*Entries provided*
_____

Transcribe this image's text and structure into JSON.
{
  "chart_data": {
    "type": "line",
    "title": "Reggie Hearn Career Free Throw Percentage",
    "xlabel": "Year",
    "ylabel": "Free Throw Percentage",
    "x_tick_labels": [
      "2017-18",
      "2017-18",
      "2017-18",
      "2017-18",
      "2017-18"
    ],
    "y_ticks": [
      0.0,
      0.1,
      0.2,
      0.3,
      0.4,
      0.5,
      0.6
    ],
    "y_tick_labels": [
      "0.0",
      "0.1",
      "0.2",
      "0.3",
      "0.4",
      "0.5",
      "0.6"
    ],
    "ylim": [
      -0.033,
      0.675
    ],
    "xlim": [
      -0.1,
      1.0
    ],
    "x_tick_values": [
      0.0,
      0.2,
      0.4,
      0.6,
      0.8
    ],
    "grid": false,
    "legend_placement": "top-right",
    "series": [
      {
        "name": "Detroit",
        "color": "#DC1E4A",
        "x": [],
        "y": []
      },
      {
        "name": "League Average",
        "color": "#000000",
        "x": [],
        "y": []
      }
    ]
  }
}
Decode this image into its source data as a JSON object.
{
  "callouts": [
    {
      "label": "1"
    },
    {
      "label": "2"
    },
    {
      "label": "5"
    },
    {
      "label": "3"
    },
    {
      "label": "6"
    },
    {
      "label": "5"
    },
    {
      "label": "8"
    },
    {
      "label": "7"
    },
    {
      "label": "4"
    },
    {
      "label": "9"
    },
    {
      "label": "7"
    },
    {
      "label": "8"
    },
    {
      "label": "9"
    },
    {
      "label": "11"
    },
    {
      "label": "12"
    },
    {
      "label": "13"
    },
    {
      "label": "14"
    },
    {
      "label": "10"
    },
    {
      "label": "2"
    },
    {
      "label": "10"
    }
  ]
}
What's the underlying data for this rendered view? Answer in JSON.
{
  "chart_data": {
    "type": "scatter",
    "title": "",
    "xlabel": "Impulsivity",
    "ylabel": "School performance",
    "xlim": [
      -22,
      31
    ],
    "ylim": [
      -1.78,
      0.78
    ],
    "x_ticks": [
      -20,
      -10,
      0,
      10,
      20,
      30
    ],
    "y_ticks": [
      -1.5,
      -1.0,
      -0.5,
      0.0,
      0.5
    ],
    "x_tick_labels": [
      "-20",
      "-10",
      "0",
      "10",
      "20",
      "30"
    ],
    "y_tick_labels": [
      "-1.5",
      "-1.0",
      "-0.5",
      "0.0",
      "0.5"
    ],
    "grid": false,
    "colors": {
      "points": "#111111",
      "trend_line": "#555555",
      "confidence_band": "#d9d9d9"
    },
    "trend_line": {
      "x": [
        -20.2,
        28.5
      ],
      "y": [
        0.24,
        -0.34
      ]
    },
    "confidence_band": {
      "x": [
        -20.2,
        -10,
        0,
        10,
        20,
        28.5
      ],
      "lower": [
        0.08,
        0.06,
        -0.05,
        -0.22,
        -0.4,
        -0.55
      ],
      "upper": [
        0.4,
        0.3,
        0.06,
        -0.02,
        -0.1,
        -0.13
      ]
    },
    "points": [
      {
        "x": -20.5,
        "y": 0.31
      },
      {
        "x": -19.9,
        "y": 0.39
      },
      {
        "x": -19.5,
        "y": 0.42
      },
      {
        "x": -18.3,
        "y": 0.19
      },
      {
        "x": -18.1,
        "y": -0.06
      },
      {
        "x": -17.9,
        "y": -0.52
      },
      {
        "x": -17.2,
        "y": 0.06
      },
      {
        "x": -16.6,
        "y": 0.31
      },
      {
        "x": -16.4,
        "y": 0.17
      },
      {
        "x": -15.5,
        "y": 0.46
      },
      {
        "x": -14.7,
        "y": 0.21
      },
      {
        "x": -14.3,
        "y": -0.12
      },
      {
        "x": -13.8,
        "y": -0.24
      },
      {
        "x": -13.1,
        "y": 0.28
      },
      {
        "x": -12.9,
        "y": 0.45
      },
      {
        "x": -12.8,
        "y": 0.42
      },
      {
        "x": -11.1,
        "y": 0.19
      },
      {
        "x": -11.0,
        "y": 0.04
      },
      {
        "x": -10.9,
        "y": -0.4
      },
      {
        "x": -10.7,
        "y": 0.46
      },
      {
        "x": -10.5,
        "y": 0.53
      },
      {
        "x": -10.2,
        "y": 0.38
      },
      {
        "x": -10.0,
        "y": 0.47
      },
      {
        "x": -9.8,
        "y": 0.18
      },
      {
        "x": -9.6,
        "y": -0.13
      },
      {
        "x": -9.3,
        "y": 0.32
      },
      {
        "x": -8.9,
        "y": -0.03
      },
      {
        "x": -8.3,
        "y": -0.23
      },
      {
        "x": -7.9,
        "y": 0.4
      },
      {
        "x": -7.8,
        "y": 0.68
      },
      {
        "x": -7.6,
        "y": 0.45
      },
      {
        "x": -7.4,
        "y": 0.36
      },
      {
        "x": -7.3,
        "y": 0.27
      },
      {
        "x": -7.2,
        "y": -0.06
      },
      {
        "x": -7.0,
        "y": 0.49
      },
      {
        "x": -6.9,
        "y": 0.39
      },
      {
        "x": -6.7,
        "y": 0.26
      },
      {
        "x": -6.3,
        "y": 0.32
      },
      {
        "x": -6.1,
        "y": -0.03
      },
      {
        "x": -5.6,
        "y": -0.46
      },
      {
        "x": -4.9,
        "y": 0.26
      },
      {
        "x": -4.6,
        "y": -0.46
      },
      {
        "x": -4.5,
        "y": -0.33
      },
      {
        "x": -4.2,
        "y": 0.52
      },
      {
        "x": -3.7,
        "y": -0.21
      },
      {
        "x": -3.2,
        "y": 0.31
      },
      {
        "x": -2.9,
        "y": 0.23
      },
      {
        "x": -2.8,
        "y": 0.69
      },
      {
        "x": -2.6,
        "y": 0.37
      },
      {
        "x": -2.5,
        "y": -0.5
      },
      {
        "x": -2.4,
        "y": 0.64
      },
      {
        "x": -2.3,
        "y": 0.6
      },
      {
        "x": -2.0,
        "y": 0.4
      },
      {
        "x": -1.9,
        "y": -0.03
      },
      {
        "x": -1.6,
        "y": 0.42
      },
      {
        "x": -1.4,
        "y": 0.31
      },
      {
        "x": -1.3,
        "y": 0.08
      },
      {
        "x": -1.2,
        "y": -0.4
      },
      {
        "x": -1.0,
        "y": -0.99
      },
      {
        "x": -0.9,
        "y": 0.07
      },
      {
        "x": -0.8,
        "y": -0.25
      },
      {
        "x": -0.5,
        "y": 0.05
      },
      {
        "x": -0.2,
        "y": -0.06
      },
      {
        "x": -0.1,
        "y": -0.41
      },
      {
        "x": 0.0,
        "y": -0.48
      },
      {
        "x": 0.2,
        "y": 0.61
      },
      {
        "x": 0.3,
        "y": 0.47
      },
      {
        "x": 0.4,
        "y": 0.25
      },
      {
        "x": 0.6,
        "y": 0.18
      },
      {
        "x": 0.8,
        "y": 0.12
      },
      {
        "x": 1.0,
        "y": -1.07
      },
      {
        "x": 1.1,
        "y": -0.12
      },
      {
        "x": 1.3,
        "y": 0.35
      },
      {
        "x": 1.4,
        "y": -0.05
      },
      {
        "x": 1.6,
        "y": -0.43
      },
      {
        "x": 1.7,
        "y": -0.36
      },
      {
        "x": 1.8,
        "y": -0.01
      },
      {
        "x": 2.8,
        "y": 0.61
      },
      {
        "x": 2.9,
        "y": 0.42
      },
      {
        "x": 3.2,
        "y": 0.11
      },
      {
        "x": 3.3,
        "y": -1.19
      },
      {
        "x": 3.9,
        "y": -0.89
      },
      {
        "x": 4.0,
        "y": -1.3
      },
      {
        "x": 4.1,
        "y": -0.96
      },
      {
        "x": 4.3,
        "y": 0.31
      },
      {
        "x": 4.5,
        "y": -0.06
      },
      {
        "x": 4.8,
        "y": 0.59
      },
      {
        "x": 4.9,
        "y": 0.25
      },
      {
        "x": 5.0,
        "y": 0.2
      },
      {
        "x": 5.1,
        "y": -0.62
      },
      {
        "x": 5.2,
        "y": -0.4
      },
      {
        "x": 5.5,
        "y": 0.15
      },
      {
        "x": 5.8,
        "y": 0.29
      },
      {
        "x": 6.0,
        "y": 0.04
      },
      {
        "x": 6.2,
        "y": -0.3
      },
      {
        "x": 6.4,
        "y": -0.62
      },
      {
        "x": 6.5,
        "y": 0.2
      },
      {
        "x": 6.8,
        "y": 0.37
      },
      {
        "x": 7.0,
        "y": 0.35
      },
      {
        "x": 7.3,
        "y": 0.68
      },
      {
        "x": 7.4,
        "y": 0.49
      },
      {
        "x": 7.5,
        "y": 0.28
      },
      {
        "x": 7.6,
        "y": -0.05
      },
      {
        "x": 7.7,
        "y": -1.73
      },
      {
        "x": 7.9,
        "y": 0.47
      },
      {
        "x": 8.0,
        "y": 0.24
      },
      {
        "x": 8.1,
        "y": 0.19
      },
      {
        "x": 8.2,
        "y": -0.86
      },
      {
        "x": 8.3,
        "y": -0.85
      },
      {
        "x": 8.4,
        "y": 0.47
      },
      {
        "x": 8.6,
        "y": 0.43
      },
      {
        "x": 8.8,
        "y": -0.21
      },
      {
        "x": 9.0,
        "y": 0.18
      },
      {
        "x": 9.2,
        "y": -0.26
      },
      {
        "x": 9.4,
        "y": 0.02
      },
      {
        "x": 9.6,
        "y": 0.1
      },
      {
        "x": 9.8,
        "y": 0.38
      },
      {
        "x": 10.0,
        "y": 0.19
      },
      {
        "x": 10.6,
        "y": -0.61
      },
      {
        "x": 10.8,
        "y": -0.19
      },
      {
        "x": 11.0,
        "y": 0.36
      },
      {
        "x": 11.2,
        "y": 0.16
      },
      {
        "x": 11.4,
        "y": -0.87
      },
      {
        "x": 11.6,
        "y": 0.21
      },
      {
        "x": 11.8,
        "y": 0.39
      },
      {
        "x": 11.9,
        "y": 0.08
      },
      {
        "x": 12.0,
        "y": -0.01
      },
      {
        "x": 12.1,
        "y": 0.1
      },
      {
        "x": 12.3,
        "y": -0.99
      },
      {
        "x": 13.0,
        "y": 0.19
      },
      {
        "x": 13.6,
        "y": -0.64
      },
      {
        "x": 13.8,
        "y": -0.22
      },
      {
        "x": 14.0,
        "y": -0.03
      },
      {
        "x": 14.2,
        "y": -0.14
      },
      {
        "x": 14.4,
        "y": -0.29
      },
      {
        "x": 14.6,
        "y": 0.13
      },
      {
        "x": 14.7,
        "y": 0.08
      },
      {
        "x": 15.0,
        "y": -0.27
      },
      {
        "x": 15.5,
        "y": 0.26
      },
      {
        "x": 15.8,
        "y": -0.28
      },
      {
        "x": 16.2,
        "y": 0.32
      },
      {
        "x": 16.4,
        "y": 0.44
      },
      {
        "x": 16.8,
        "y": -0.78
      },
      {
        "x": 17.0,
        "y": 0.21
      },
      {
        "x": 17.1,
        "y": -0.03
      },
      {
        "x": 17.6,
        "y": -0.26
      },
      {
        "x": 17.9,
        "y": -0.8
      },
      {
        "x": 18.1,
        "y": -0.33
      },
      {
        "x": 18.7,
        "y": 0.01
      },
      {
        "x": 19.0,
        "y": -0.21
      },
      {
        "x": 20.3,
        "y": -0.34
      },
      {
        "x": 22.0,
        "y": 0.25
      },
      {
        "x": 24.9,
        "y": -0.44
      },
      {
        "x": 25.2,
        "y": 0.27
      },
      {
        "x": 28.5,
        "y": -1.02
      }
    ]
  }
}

_____

*Exercise objective*
Where a line above holds the string "this", show that line.

*Reply to the task*
Transcribe this image's text and structure into JSON.
Decode this image into its source data as a JSON object.
What's the underlying data for this rendered view? Answer in JSON.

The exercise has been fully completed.